▶ **The task**
Each entry has to be copied exactly, with nothing missed.
--- Information shown ---
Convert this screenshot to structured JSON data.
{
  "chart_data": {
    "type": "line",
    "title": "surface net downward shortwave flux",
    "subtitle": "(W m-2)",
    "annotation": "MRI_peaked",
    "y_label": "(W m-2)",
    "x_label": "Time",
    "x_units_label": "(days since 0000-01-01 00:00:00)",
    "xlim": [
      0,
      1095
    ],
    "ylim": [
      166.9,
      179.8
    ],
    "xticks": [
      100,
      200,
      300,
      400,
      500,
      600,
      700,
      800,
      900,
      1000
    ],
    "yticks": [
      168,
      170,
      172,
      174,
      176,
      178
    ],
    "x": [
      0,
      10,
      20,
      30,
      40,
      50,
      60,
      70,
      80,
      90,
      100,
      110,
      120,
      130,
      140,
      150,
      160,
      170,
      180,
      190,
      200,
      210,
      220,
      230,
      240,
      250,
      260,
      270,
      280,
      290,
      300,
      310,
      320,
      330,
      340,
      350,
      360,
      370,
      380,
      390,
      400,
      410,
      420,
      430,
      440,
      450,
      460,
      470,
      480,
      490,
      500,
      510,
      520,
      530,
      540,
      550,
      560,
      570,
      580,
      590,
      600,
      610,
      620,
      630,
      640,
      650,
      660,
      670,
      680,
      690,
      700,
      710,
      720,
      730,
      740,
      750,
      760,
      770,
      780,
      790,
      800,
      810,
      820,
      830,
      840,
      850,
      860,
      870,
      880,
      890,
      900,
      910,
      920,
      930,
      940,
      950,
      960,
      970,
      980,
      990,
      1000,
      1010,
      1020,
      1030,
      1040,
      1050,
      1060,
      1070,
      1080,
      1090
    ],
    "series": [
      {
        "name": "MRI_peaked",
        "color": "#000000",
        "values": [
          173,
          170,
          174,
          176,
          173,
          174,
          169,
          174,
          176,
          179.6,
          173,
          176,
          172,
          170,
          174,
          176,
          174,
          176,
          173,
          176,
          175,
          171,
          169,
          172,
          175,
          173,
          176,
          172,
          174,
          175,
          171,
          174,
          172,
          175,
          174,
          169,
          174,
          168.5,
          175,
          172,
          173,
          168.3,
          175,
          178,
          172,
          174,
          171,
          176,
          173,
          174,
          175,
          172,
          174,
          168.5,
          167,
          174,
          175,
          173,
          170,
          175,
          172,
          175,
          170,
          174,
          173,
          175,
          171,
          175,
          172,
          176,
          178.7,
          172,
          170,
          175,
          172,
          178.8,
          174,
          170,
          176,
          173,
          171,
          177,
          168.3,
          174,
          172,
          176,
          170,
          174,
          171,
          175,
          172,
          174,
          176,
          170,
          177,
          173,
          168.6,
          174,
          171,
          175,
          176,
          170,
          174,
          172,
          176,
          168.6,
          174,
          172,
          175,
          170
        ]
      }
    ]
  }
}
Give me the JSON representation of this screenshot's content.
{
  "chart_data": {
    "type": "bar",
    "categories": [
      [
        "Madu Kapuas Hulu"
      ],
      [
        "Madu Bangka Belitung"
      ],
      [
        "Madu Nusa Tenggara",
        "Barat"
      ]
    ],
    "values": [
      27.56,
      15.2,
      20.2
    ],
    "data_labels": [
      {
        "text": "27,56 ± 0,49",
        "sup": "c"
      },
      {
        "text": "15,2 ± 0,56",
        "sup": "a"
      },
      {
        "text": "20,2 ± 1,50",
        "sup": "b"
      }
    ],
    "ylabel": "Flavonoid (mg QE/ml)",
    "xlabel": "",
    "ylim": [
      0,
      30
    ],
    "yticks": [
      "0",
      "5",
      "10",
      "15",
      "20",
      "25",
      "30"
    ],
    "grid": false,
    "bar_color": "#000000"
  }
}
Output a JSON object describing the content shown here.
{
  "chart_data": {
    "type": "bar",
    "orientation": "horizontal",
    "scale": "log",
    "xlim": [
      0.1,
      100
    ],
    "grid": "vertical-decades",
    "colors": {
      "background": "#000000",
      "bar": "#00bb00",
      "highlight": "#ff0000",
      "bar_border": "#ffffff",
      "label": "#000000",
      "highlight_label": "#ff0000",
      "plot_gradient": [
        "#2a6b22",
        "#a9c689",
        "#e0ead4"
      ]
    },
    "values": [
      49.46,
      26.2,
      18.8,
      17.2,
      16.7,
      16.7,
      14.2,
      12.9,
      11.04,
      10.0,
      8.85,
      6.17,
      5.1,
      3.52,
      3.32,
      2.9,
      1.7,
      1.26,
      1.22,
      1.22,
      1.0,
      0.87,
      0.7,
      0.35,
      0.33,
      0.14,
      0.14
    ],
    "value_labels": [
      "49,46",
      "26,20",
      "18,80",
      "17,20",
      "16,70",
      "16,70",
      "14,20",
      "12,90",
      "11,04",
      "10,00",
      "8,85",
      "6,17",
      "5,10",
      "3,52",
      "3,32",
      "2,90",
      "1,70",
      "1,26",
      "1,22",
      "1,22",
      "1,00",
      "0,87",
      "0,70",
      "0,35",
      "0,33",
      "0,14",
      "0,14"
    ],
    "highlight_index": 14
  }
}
---
▶ **Exercise answer**
Convert this screenshot to structured JSON data.
{
  "chart_data": {
    "type": "line",
    "title": "surface net downward shortwave flux",
    "subtitle": "(W m-2)",
    "annotation": "MRI_peaked",
    "y_label": "(W m-2)",
    "x_label": "Time",
    "x_units_label": "(days since 0000-01-01 00:00:00)",
    "xlim": [
      0,
      1095
    ],
    "ylim": [
      166.9,
      179.8
    ],
    "xticks": [
      100,
      200,
      300,
      400,
      500,
      600,
      700,
      800,
      900,
      1000
    ],
    "yticks": [
      168,
      170,
      172,
      174,
      176,
      178
    ],
    "x": [
      0,
      10,
      20,
      30,
      40,
      50,
      60,
      70,
      80,
      90,
      100,
      110,
      120,
      130,
      140,
      150,
      160,
      170,
      180,
      190,
      200,
      210,
      220,
      230,
      240,
      250,
      260,
      270,
      280,
      290,
      300,
      310,
      320,
      330,
      340,
      350,
      360,
      370,
      380,
      390,
      400,
      410,
      420,
      430,
      440,
      450,
      460,
      470,
      480,
      490,
      500,
      510,
      520,
      530,
      540,
      550,
      560,
      570,
      580,
      590,
      600,
      610,
      620,
      630,
      640,
      650,
      660,
      670,
      680,
      690,
      700,
      710,
      720,
      730,
      740,
      750,
      760,
      770,
      780,
      790,
      800,
      810,
      820,
      830,
      840,
      850,
      860,
      870,
      880,
      890,
      900,
      910,
      920,
      930,
      940,
      950,
      960,
      970,
      980,
      990,
      1000,
      1010,
      1020,
      1030,
      1040,
      1050,
      1060,
      1070,
      1080,
      1090
    ],
    "series": [
      {
        "name": "MRI_peaked",
        "color": "#000000",
        "values": [
          173,
          170,
          174,
          176,
          173,
          174,
          169,
          174,
          176,
          179.6,
          173,
          176,
          172,
          170,
          174,
          176,
          174,
          176,
          173,
          176,
          175,
          171,
          169,
          172,
          175,
          173,
          176,
          172,
          174,
          175,
          171,
          174,
          172,
          175,
          174,
          169,
          174,
          168.5,
          175,
          172,
          173,
          168.3,
          175,
          178,
          172,
          174,
          171,
          176,
          173,
          174,
          175,
          172,
          174,
          168.5,
          167,
          174,
          175,
          173,
          170,
          175,
          172,
          175,
          170,
          174,
          173,
          175,
          171,
          175,
          172,
          176,
          178.7,
          172,
          170,
          175,
          172,
          178.8,
          174,
          170,
          176,
          173,
          171,
          177,
          168.3,
          174,
          172,
          176,
          170,
          174,
          171,
          175,
          172,
          174,
          176,
          170,
          177,
          173,
          168.6,
          174,
          171,
          175,
          176,
          170,
          174,
          172,
          176,
          168.6,
          174,
          172,
          175,
          170
        ]
      }
    ]
  }
}
Give me the JSON representation of this screenshot's content.
{
  "chart_data": {
    "type": "bar",
    "categories": [
      [
        "Madu Kapuas Hulu"
      ],
      [
        "Madu Bangka Belitung"
      ],
      [
        "Madu Nusa Tenggara",
        "Barat"
      ]
    ],
    "values": [
      27.56,
      15.2,
      20.2
    ],
    "data_labels": [
      {
        "text": "27,56 ± 0,49",
        "sup": "c"
      },
      {
        "text": "15,2 ± 0,56",
        "sup": "a"
      },
      {
        "text": "20,2 ± 1,50",
        "sup": "b"
      }
    ],
    "ylabel": "Flavonoid (mg QE/ml)",
    "xlabel": "",
    "ylim": [
      0,
      30
    ],
    "yticks": [
      "0",
      "5",
      "10",
      "15",
      "20",
      "25",
      "30"
    ],
    "grid": false,
    "bar_color": "#000000"
  }
}
Output a JSON object describing the content shown here.
{
  "chart_data": {
    "type": "bar",
    "orientation": "horizontal",
    "scale": "log",
    "xlim": [
      0.1,
      100
    ],
    "grid": "vertical-decades",
    "colors": {
      "background": "#000000",
      "bar": "#00bb00",
      "highlight": "#ff0000",
      "bar_border": "#ffffff",
      "label": "#000000",
      "highlight_label": "#ff0000",
      "plot_gradient": [
        "#2a6b22",
        "#a9c689",
        "#e0ead4"
      ]
    },
    "values": [
      49.46,
      26.2,
      18.8,
      17.2,
      16.7,
      16.7,
      14.2,
      12.9,
      11.04,
      10.0,
      8.85,
      6.17,
      5.1,
      3.52,
      3.32,
      2.9,
      1.7,
      1.26,
      1.22,
      1.22,
      1.0,
      0.87,
      0.7,
      0.35,
      0.33,
      0.14,
      0.14
    ],
    "value_labels": [
      "49,46",
      "26,20",
      "18,80",
      "17,20",
      "16,70",
      "16,70",
      "14,20",
      "12,90",
      "11,04",
      "10,00",
      "8,85",
      "6,17",
      "5,10",
      "3,52",
      "3,32",
      "2,90",
      "1,70",
      "1,26",
      "1,22",
      "1,22",
      "1,00",
      "0,87",
      "0,70",
      "0,35",
      "0,33",
      "0,14",
      "0,14"
    ],
    "highlight_index": 14
  }
}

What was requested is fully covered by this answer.